_Instructions to follow_
Copy out each line featuring the string "parameters" from the entries beneath.

[START Task inputs]

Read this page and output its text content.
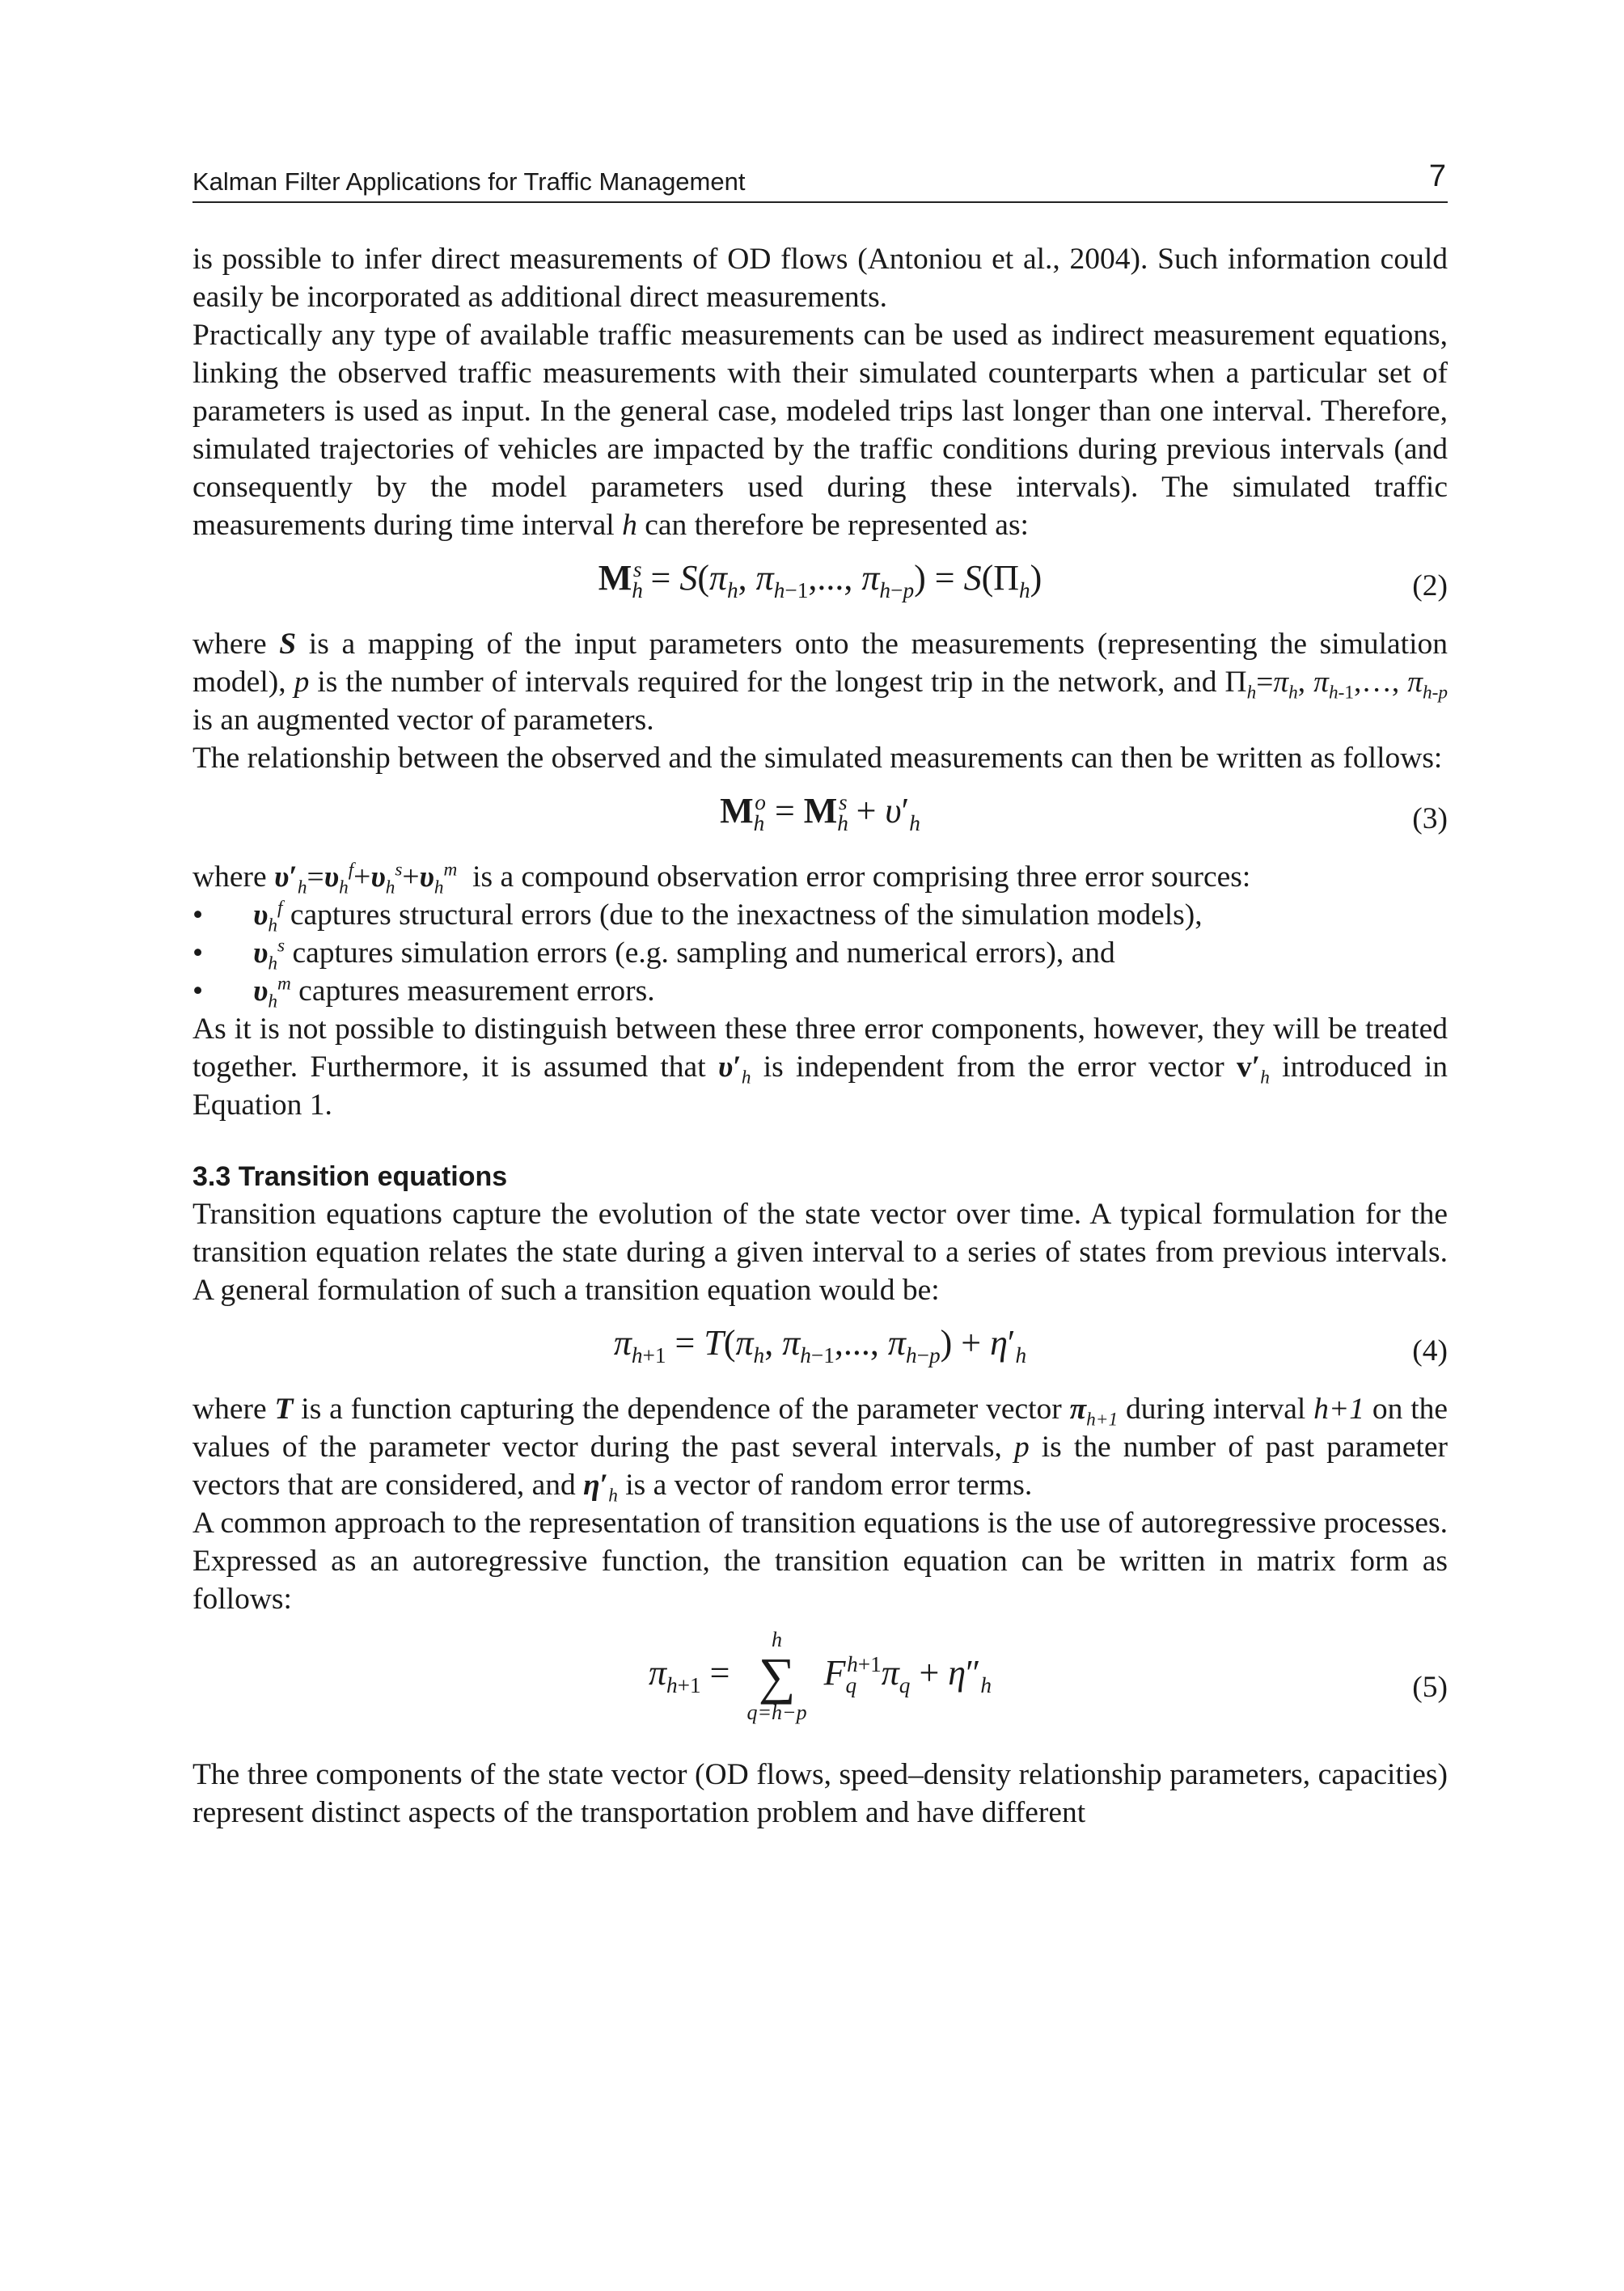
Kalman Filter Applications for Traffic Management	7

is possible to infer direct measurements of OD flows (Antoniou et al., 2004). Such information could easily be incorporated as additional direct measurements.

Practically any type of available traffic measurements can be used as indirect measurement equations, linking the observed traffic measurements with their simulated counterparts when a particular set of parameters is used as input. In the general case, modeled trips last longer than one interval. Therefore, simulated trajectories of vehicles are impacted by the traffic conditions during previous intervals (and consequently by the model parameters used during these intervals). The simulated traffic measurements during time interval h can therefore be represented as:

$M_h^s = S(\pi_h$, $\pi_{h-1}$,..., $\pi_{h-p}) = S(\Pi_h)$	(2)

where S is a mapping of the input parameters onto the measurements (representing the simulation model), p is the number of intervals required for the longest trip in the network, and $\Pi_h=\pi_h$, $\pi_{h-1},\dots$, $\pi_{h-p}$ is an augmented vector of parameters.

The relationship between the observed and the simulated measurements can then be written as follows:

$M_h^o = M_h^s + \upsilon'_h$	(3)

where $\upsilon'_h=\upsilon_h^f+\upsilon_h^s+\upsilon_h^m$ is a compound observation error comprising three error sources:

• $\upsilon_h^f$ captures structural errors (due to the inexactness of the simulation models),
• $\upsilon_h^s$ captures simulation errors (e.g. sampling and numerical errors), and
• $\upsilon_h^m$ captures measurement errors.

As it is not possible to distinguish between these three error components, however, they will be treated together. Furthermore, it is assumed that $\upsilon'_h$ is independent from the error vector $v'_h$ introduced in Equation 1.

3.3 Transition equations

Transition equations capture the evolution of the state vector over time. A typical formulation for the transition equation relates the state during a given interval to a series of states from previous intervals. A general formulation of such a transition equation would be:

$\pi_{h+1} = T(\pi_h$, $\pi_{h-1}$,..., $\pi_{h-p}) + \eta'_h$	(4)

where T is a function capturing the dependence of the parameter vector $\pi_{h+1}$ during interval h+1 on the values of the parameter vector during the past several intervals, p is the number of past parameter vectors that are considered, and $\eta'_h$ is a vector of random error terms.

A common approach to the representation of transition equations is the use of autoregressive processes. Expressed as an autoregressive function, the transition equation can be written in matrix form as follows:

$\pi_{h+1}$ =
h
∑
q=h−p
$F_q^{h+1}\pi_q + \eta''_h$	(5)

The three components of the state vector (OD flows, speed–density relationship parameters, capacities) represent distinct aspects of the transportation problem and have different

[END Task inputs]

_Finished exercise_
Practically any type of available traffic measurements can be used as indirect measurement equations, linking the observed traffic measurements with their simulated counterparts when a particular set of parameters is used as input. In the general case, modeled trips last longer than one interval. Therefore, simulated trajectories of vehicles are impacted by the traffic conditions during previous intervals (and consequently by the model parameters used during these intervals). The simulated traffic measurements during time interval h can therefore be represented as:
where S is a mapping of the input parameters onto the measurements (representing the simulation model), p is the number of intervals required for the longest trip in the network, and $\Pi_h=\pi_h$, $\pi_{h-1},\dots$, $\pi_{h-p}$ is an augmented vector of parameters.
The three components of the state vector (OD flows, speed–density relationship parameters, capacities) represent distinct aspects of the transportation problem and have different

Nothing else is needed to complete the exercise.